Exercise: Copy out the lines that include the word "this".

Task data:
★ ★ ★
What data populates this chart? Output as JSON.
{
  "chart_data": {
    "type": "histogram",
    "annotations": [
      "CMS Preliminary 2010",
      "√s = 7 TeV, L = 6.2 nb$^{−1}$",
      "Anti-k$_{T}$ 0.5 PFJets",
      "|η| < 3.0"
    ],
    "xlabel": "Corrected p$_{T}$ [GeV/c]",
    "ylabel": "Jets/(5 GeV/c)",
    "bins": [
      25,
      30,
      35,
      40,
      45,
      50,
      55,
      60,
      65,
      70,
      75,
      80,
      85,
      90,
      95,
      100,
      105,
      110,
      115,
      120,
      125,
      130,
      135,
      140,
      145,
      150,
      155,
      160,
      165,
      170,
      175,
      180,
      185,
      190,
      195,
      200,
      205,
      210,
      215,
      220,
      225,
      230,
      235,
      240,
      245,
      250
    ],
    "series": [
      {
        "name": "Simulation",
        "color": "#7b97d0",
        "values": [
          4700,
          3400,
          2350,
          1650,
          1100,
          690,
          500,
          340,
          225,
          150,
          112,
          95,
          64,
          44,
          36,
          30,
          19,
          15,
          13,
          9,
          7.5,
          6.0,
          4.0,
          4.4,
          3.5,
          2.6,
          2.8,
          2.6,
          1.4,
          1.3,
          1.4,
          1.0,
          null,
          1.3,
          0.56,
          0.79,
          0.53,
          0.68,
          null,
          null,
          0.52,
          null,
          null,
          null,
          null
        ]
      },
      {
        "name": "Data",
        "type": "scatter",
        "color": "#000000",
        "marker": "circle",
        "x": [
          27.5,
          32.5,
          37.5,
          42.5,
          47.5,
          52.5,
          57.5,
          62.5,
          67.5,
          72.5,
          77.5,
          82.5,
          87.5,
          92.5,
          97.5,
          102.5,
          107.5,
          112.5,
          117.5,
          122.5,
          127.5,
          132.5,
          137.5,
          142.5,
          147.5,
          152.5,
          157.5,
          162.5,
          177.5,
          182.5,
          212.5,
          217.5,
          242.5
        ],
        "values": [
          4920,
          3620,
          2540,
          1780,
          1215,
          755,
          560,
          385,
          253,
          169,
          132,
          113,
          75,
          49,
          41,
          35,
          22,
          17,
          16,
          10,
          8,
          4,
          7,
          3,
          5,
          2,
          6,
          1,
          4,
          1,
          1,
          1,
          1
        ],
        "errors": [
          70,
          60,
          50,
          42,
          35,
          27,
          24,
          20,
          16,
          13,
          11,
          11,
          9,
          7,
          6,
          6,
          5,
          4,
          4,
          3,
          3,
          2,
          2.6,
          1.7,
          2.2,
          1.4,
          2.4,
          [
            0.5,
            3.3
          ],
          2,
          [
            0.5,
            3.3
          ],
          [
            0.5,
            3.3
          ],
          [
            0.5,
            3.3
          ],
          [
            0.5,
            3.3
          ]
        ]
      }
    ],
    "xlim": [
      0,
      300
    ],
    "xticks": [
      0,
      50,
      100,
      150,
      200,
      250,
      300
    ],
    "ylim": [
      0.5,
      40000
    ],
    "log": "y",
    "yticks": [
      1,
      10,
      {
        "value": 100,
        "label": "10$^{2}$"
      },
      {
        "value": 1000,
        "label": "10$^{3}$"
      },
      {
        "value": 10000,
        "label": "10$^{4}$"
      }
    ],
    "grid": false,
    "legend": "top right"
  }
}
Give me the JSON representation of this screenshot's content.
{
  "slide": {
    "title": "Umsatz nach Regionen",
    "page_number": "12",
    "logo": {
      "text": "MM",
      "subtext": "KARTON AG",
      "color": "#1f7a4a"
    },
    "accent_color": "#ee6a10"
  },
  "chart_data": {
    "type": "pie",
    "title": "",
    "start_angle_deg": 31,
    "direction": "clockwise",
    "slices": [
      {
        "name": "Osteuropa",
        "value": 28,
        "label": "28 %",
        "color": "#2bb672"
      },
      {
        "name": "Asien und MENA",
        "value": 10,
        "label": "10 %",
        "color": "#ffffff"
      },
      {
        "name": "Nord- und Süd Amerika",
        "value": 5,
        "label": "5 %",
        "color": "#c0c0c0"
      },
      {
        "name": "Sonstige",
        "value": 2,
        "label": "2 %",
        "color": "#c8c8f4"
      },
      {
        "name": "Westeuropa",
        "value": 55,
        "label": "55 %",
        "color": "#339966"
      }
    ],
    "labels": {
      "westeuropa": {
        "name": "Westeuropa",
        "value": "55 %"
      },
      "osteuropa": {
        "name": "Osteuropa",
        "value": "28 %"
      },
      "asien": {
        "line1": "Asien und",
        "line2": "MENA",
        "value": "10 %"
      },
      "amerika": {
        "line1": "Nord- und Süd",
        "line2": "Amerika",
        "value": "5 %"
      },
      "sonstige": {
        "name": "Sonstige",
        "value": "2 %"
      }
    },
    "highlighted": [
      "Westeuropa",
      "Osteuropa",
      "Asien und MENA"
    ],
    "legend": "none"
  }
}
★ ★ ★
Full response:
What data populates this chart? Output as JSON.
Give me the JSON representation of this screenshot's content.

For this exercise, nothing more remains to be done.